◆ Work to be completed ◆
Exactly reproduce each line of the listing that follows.

◆ Material ◆

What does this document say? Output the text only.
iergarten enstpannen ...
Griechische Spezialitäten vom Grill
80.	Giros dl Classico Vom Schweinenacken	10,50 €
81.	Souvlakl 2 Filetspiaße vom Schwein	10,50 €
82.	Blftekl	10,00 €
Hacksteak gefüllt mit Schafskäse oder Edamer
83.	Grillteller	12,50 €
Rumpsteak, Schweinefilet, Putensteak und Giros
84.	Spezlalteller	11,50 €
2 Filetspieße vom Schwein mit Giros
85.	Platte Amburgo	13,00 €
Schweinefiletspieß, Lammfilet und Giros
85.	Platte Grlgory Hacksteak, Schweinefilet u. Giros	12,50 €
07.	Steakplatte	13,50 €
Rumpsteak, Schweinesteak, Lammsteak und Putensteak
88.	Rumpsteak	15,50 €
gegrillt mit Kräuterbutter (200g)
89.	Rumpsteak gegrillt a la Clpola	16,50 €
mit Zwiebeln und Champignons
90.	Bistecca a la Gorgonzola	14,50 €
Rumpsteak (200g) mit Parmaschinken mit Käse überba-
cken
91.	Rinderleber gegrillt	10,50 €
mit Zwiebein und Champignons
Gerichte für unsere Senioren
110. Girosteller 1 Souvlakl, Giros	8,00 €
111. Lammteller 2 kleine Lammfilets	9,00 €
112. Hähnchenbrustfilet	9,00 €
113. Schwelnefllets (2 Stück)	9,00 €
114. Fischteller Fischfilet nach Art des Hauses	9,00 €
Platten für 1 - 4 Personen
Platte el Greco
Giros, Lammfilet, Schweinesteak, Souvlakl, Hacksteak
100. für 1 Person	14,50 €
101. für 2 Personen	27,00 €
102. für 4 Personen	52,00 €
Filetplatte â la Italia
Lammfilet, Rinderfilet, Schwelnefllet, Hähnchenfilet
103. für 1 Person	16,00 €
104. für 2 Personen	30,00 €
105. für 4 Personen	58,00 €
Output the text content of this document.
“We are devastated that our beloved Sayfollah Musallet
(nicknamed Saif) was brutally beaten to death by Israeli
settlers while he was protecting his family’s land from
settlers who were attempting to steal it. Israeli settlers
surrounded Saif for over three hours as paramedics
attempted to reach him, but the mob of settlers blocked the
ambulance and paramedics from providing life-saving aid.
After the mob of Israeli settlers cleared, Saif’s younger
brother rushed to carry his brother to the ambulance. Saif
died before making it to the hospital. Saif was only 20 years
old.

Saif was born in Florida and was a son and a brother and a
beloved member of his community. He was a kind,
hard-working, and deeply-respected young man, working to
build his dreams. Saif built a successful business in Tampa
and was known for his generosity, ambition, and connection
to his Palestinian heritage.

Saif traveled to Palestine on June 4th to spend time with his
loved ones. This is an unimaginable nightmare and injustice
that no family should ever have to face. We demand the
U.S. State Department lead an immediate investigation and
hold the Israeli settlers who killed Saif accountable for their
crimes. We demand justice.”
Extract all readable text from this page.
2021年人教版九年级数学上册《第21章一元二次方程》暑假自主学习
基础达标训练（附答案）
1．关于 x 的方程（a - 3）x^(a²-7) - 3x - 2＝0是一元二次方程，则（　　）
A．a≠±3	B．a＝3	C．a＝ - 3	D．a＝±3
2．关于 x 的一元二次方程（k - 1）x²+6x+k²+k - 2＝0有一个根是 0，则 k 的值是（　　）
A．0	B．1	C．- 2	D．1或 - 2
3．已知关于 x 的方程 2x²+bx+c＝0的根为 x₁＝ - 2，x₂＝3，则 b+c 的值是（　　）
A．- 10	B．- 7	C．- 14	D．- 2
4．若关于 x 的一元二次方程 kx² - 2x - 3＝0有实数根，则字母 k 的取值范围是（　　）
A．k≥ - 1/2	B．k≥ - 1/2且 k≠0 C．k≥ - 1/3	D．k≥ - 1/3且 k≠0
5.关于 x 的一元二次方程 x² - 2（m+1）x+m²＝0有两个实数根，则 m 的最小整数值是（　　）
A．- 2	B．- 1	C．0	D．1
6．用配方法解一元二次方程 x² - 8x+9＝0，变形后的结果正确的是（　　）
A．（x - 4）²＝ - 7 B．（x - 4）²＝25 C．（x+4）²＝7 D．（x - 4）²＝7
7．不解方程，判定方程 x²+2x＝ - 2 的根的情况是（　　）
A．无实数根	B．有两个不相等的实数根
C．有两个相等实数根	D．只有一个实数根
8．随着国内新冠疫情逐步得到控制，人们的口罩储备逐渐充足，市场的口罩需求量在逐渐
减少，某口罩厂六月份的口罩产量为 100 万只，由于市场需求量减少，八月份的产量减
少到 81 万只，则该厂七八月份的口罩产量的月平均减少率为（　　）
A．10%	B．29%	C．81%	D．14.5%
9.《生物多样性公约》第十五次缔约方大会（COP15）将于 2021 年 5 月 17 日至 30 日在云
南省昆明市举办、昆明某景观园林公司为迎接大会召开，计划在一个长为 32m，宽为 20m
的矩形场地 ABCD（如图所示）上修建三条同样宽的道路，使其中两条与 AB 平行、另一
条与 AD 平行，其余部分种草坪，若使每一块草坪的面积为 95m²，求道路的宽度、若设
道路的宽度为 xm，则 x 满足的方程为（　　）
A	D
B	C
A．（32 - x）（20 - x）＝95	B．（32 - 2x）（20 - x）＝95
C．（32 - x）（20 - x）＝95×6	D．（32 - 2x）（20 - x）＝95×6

◆ Response below ◆
What does this document say? Output the text only.
iergarten enstpannen ...
Griechische Spezialitäten vom Grill
80.	Giros dl Classico Vom Schweinenacken	10,50 €
81.	Souvlakl 2 Filetspiaße vom Schwein	10,50 €
82.	Blftekl	10,00 €
Hacksteak gefüllt mit Schafskäse oder Edamer
83.	Grillteller	12,50 €
Rumpsteak, Schweinefilet, Putensteak und Giros
84.	Spezlalteller	11,50 €
2 Filetspieße vom Schwein mit Giros
85.	Platte Amburgo	13,00 €
Schweinefiletspieß, Lammfilet und Giros
85.	Platte Grlgory Hacksteak, Schweinefilet u. Giros	12,50 €
07.	Steakplatte	13,50 €
Rumpsteak, Schweinesteak, Lammsteak und Putensteak
88.	Rumpsteak	15,50 €
gegrillt mit Kräuterbutter (200g)
89.	Rumpsteak gegrillt a la Clpola	16,50 €
mit Zwiebeln und Champignons
90.	Bistecca a la Gorgonzola	14,50 €
Rumpsteak (200g) mit Parmaschinken mit Käse überba-
cken
91.	Rinderleber gegrillt	10,50 €
mit Zwiebein und Champignons
Gerichte für unsere Senioren
110. Girosteller 1 Souvlakl, Giros	8,00 €
111. Lammteller 2 kleine Lammfilets	9,00 €
112. Hähnchenbrustfilet	9,00 €
113. Schwelnefllets (2 Stück)	9,00 €
114. Fischteller Fischfilet nach Art des Hauses	9,00 €
Platten für 1 - 4 Personen
Platte el Greco
Giros, Lammfilet, Schweinesteak, Souvlakl, Hacksteak
100. für 1 Person	14,50 €
101. für 2 Personen	27,00 €
102. für 4 Personen	52,00 €
Filetplatte â la Italia
Lammfilet, Rinderfilet, Schwelnefllet, Hähnchenfilet
103. für 1 Person	16,00 €
104. für 2 Personen	30,00 €
105. für 4 Personen	58,00 €
Output the text content of this document.
“We are devastated that our beloved Sayfollah Musallet
(nicknamed Saif) was brutally beaten to death by Israeli
settlers while he was protecting his family’s land from
settlers who were attempting to steal it. Israeli settlers
surrounded Saif for over three hours as paramedics
attempted to reach him, but the mob of settlers blocked the
ambulance and paramedics from providing life-saving aid.
After the mob of Israeli settlers cleared, Saif’s younger
brother rushed to carry his brother to the ambulance. Saif
died before making it to the hospital. Saif was only 20 years
old.

Saif was born in Florida and was a son and a brother and a
beloved member of his community. He was a kind,
hard-working, and deeply-respected young man, working to
build his dreams. Saif built a successful business in Tampa
and was known for his generosity, ambition, and connection
to his Palestinian heritage.

Saif traveled to Palestine on June 4th to spend time with his
loved ones. This is an unimaginable nightmare and injustice
that no family should ever have to face. We demand the
U.S. State Department lead an immediate investigation and
hold the Israeli settlers who killed Saif accountable for their
crimes. We demand justice.”
Extract all readable text from this page.
2021年人教版九年级数学上册《第21章一元二次方程》暑假自主学习
基础达标训练（附答案）
1．关于 x 的方程（a - 3）x^(a²-7) - 3x - 2＝0是一元二次方程，则（　　）
A．a≠±3	B．a＝3	C．a＝ - 3	D．a＝±3
2．关于 x 的一元二次方程（k - 1）x²+6x+k²+k - 2＝0有一个根是 0，则 k 的值是（　　）
A．0	B．1	C．- 2	D．1或 - 2
3．已知关于 x 的方程 2x²+bx+c＝0的根为 x₁＝ - 2，x₂＝3，则 b+c 的值是（　　）
A．- 10	B．- 7	C．- 14	D．- 2
4．若关于 x 的一元二次方程 kx² - 2x - 3＝0有实数根，则字母 k 的取值范围是（　　）
A．k≥ - 1/2	B．k≥ - 1/2且 k≠0 C．k≥ - 1/3	D．k≥ - 1/3且 k≠0
5.关于 x 的一元二次方程 x² - 2（m+1）x+m²＝0有两个实数根，则 m 的最小整数值是（　　）
A．- 2	B．- 1	C．0	D．1
6．用配方法解一元二次方程 x² - 8x+9＝0，变形后的结果正确的是（　　）
A．（x - 4）²＝ - 7 B．（x - 4）²＝25 C．（x+4）²＝7 D．（x - 4）²＝7
7．不解方程，判定方程 x²+2x＝ - 2 的根的情况是（　　）
A．无实数根	B．有两个不相等的实数根
C．有两个相等实数根	D．只有一个实数根
8．随着国内新冠疫情逐步得到控制，人们的口罩储备逐渐充足，市场的口罩需求量在逐渐
减少，某口罩厂六月份的口罩产量为 100 万只，由于市场需求量减少，八月份的产量减
少到 81 万只，则该厂七八月份的口罩产量的月平均减少率为（　　）
A．10%	B．29%	C．81%	D．14.5%
9.《生物多样性公约》第十五次缔约方大会（COP15）将于 2021 年 5 月 17 日至 30 日在云
南省昆明市举办、昆明某景观园林公司为迎接大会召开，计划在一个长为 32m，宽为 20m
的矩形场地 ABCD（如图所示）上修建三条同样宽的道路，使其中两条与 AB 平行、另一
条与 AD 平行，其余部分种草坪，若使每一块草坪的面积为 95m²，求道路的宽度、若设
道路的宽度为 xm，则 x 满足的方程为（　　）
A	D
B	C
A．（32 - x）（20 - x）＝95	B．（32 - 2x）（20 - x）＝95
C．（32 - x）（20 - x）＝95×6	D．（32 - 2x）（20 - x）＝95×6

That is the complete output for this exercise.